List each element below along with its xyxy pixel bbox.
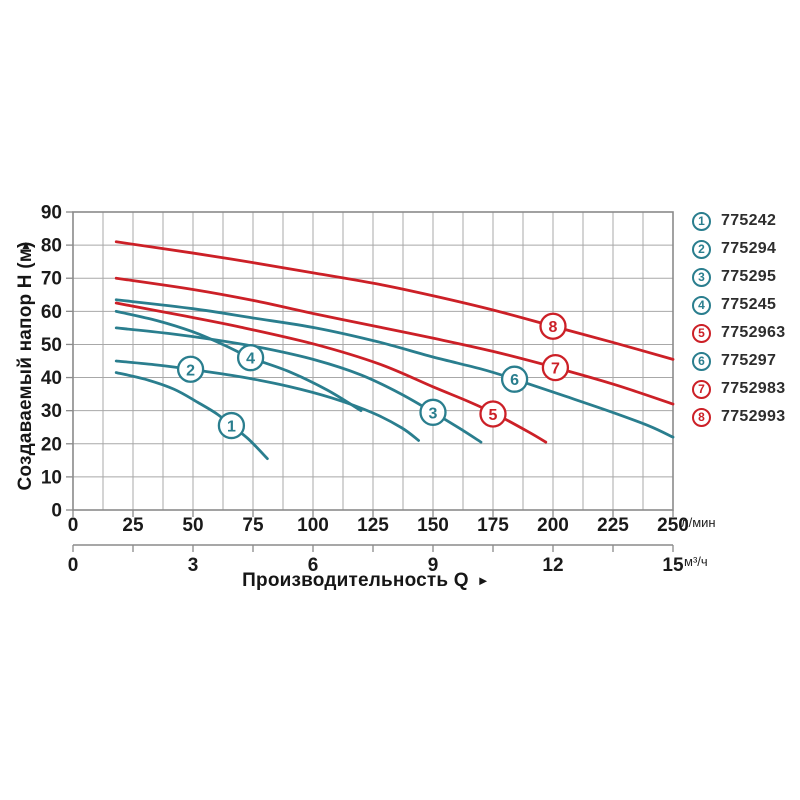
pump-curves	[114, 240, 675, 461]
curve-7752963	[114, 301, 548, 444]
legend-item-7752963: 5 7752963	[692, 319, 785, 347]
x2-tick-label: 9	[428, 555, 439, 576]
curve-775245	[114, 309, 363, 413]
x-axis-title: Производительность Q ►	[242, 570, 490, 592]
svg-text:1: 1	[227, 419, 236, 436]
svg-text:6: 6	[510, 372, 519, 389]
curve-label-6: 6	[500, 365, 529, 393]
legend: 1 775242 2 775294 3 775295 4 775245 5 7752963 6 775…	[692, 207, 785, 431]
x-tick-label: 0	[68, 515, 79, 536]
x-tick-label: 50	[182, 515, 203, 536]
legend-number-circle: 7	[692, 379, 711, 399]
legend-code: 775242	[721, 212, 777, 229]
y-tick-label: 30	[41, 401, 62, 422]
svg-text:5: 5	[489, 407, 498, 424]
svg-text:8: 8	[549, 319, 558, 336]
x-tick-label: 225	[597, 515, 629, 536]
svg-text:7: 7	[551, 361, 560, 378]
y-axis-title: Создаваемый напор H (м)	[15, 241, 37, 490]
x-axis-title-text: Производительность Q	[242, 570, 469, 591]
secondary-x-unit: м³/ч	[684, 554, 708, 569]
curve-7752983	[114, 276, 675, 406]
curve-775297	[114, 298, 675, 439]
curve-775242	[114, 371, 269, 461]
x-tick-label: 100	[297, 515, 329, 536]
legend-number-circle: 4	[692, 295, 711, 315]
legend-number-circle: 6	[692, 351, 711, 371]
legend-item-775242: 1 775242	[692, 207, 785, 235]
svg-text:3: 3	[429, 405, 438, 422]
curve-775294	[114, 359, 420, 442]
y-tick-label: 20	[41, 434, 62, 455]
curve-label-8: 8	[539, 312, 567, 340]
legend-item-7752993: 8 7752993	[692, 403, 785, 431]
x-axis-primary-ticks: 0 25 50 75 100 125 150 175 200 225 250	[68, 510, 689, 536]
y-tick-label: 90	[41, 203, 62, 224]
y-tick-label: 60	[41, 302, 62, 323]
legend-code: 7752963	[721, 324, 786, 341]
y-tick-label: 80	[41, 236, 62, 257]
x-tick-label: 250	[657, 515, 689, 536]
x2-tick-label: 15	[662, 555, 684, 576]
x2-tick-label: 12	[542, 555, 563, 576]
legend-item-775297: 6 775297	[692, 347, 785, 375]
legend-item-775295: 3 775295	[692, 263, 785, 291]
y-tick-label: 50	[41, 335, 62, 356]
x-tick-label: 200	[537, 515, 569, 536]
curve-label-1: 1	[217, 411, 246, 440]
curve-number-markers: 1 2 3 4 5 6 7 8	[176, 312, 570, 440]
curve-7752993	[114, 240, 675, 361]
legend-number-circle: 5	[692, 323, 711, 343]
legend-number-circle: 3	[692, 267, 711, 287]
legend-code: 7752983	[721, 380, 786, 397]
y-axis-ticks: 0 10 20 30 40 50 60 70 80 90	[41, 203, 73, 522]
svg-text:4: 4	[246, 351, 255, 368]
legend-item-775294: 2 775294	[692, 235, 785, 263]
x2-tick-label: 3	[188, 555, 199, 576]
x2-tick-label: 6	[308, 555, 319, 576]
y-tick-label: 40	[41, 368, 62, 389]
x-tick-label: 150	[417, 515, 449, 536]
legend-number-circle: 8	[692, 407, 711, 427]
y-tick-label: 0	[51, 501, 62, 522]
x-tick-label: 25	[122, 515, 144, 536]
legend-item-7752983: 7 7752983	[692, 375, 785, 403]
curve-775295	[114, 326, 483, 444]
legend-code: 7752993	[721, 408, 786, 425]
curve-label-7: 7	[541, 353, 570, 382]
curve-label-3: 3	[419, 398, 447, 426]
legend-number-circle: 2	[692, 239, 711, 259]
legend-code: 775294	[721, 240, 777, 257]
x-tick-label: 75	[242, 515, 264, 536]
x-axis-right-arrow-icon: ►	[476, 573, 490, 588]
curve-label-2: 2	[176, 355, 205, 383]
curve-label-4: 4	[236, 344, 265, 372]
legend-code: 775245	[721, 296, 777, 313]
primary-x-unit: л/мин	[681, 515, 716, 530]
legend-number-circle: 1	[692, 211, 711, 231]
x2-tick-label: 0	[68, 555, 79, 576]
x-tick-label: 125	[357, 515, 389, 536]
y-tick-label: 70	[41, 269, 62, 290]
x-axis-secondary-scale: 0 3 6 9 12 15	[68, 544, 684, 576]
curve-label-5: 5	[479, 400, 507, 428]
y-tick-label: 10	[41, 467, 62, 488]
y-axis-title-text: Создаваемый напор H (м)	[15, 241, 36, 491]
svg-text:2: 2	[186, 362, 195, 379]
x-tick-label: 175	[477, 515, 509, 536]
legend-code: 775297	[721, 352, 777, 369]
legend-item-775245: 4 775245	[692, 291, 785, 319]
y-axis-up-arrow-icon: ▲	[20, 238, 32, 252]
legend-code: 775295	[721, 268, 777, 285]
────────────────────────────────────────
Could you repeat the entries from the line containing "240, 675, 461]" through the line containing "236, 62, 257]" exactly?

Response to this exercise:
pump-curves	[114, 240, 675, 461]
curve-7752963	[114, 301, 548, 444]
legend-item-7752963: 5 7752963	[692, 319, 785, 347]
x2-tick-label: 9	[428, 555, 439, 576]
curve-775245	[114, 309, 363, 413]
x-axis-title: Производительность Q ►	[242, 570, 490, 592]
svg-text:1: 1	[227, 419, 236, 436]
svg-text:6: 6	[510, 372, 519, 389]
curve-label-6: 6	[500, 365, 529, 393]
legend: 1 775242 2 775294 3 775295 4 775245 5 7752963 6 775…	[692, 207, 785, 431]
x-tick-label: 0	[68, 515, 79, 536]
x-tick-label: 50	[182, 515, 203, 536]
legend-number-circle: 7	[692, 379, 711, 399]
legend-code: 775242	[721, 212, 777, 229]
y-tick-label: 30	[41, 401, 62, 422]
svg-text:5: 5	[489, 407, 498, 424]
svg-text:8: 8	[549, 319, 558, 336]
x-tick-label: 225	[597, 515, 629, 536]
svg-text:7: 7	[551, 361, 560, 378]
y-axis-title: Создаваемый напор H (м)	[15, 241, 37, 490]
x-axis-title-text: Производительность Q	[242, 570, 469, 591]
secondary-x-unit: м³/ч	[684, 554, 708, 569]
curve-7752983	[114, 276, 675, 406]
curve-775297	[114, 298, 675, 439]
curve-775242	[114, 371, 269, 461]
x-tick-label: 100	[297, 515, 329, 536]
legend-number-circle: 4	[692, 295, 711, 315]
legend-number-circle: 6	[692, 351, 711, 371]
legend-item-775242: 1 775242	[692, 207, 785, 235]
svg-text:3: 3	[429, 405, 438, 422]
curve-775294	[114, 359, 420, 442]
y-tick-label: 20	[41, 434, 62, 455]
curve-label-8: 8	[539, 312, 567, 340]
legend-item-7752993: 8 7752993	[692, 403, 785, 431]
x-axis-primary-ticks: 0 25 50 75 100 125 150 175 200 225 250	[68, 510, 689, 536]
y-tick-label: 90	[41, 203, 62, 224]
y-tick-label: 60	[41, 302, 62, 323]
legend-code: 7752963	[721, 324, 786, 341]
y-tick-label: 80	[41, 236, 62, 257]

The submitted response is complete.